• **INSTRUCTIONS TO FOLLOW**
Repeat each record below exactly as given.

• **RECORDS SUPPLIED**
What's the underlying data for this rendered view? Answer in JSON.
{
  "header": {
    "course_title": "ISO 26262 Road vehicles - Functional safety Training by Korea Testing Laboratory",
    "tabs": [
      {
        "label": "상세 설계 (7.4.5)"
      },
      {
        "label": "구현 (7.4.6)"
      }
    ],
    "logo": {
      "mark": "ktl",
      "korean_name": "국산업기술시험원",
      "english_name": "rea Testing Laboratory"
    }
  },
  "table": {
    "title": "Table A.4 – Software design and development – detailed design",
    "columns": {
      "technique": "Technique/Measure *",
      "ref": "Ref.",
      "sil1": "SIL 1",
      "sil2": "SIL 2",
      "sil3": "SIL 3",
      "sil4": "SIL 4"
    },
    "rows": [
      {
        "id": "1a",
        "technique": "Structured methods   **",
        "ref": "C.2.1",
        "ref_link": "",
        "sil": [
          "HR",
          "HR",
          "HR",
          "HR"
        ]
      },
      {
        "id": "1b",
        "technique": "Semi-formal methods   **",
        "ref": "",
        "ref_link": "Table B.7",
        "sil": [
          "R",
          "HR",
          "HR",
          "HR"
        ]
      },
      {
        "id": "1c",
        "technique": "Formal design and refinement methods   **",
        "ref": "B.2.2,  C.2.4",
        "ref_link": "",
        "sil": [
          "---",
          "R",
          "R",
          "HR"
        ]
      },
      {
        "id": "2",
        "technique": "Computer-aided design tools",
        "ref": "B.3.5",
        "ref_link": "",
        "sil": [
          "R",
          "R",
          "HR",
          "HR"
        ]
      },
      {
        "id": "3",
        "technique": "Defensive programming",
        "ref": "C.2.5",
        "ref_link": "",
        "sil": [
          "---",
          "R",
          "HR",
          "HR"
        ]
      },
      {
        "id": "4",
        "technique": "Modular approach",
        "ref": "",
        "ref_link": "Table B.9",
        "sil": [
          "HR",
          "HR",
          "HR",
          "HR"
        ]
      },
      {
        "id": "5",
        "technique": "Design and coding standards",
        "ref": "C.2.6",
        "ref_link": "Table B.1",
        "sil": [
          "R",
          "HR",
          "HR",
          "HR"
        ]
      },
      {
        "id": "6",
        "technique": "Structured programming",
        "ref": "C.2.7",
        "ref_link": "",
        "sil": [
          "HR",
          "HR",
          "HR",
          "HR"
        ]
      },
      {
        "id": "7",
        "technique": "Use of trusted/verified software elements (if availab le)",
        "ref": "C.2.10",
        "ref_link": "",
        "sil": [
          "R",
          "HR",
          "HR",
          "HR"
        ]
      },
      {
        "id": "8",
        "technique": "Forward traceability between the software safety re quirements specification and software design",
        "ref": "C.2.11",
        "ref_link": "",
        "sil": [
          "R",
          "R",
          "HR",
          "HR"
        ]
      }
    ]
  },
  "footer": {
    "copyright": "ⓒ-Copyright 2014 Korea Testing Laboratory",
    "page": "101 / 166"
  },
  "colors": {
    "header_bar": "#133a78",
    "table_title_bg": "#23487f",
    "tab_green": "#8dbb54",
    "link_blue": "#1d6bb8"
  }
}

• **FINISHED ANSWER**
What's the underlying data for this rendered view? Answer in JSON.
{
  "header": {
    "course_title": "ISO 26262 Road vehicles - Functional safety Training by Korea Testing Laboratory",
    "tabs": [
      {
        "label": "상세 설계 (7.4.5)"
      },
      {
        "label": "구현 (7.4.6)"
      }
    ],
    "logo": {
      "mark": "ktl",
      "korean_name": "국산업기술시험원",
      "english_name": "rea Testing Laboratory"
    }
  },
  "table": {
    "title": "Table A.4 – Software design and development – detailed design",
    "columns": {
      "technique": "Technique/Measure *",
      "ref": "Ref.",
      "sil1": "SIL 1",
      "sil2": "SIL 2",
      "sil3": "SIL 3",
      "sil4": "SIL 4"
    },
    "rows": [
      {
        "id": "1a",
        "technique": "Structured methods   **",
        "ref": "C.2.1",
        "ref_link": "",
        "sil": [
          "HR",
          "HR",
          "HR",
          "HR"
        ]
      },
      {
        "id": "1b",
        "technique": "Semi-formal methods   **",
        "ref": "",
        "ref_link": "Table B.7",
        "sil": [
          "R",
          "HR",
          "HR",
          "HR"
        ]
      },
      {
        "id": "1c",
        "technique": "Formal design and refinement methods   **",
        "ref": "B.2.2,  C.2.4",
        "ref_link": "",
        "sil": [
          "---",
          "R",
          "R",
          "HR"
        ]
      },
      {
        "id": "2",
        "technique": "Computer-aided design tools",
        "ref": "B.3.5",
        "ref_link": "",
        "sil": [
          "R",
          "R",
          "HR",
          "HR"
        ]
      },
      {
        "id": "3",
        "technique": "Defensive programming",
        "ref": "C.2.5",
        "ref_link": "",
        "sil": [
          "---",
          "R",
          "HR",
          "HR"
        ]
      },
      {
        "id": "4",
        "technique": "Modular approach",
        "ref": "",
        "ref_link": "Table B.9",
        "sil": [
          "HR",
          "HR",
          "HR",
          "HR"
        ]
      },
      {
        "id": "5",
        "technique": "Design and coding standards",
        "ref": "C.2.6",
        "ref_link": "Table B.1",
        "sil": [
          "R",
          "HR",
          "HR",
          "HR"
        ]
      },
      {
        "id": "6",
        "technique": "Structured programming",
        "ref": "C.2.7",
        "ref_link": "",
        "sil": [
          "HR",
          "HR",
          "HR",
          "HR"
        ]
      },
      {
        "id": "7",
        "technique": "Use of trusted/verified software elements (if availab le)",
        "ref": "C.2.10",
        "ref_link": "",
        "sil": [
          "R",
          "HR",
          "HR",
          "HR"
        ]
      },
      {
        "id": "8",
        "technique": "Forward traceability between the software safety re quirements specification and software design",
        "ref": "C.2.11",
        "ref_link": "",
        "sil": [
          "R",
          "R",
          "HR",
          "HR"
        ]
      }
    ]
  },
  "footer": {
    "copyright": "ⓒ-Copyright 2014 Korea Testing Laboratory",
    "page": "101 / 166"
  },
  "colors": {
    "header_bar": "#133a78",
    "table_title_bg": "#23487f",
    "tab_green": "#8dbb54",
    "link_blue": "#1d6bb8"
  }
}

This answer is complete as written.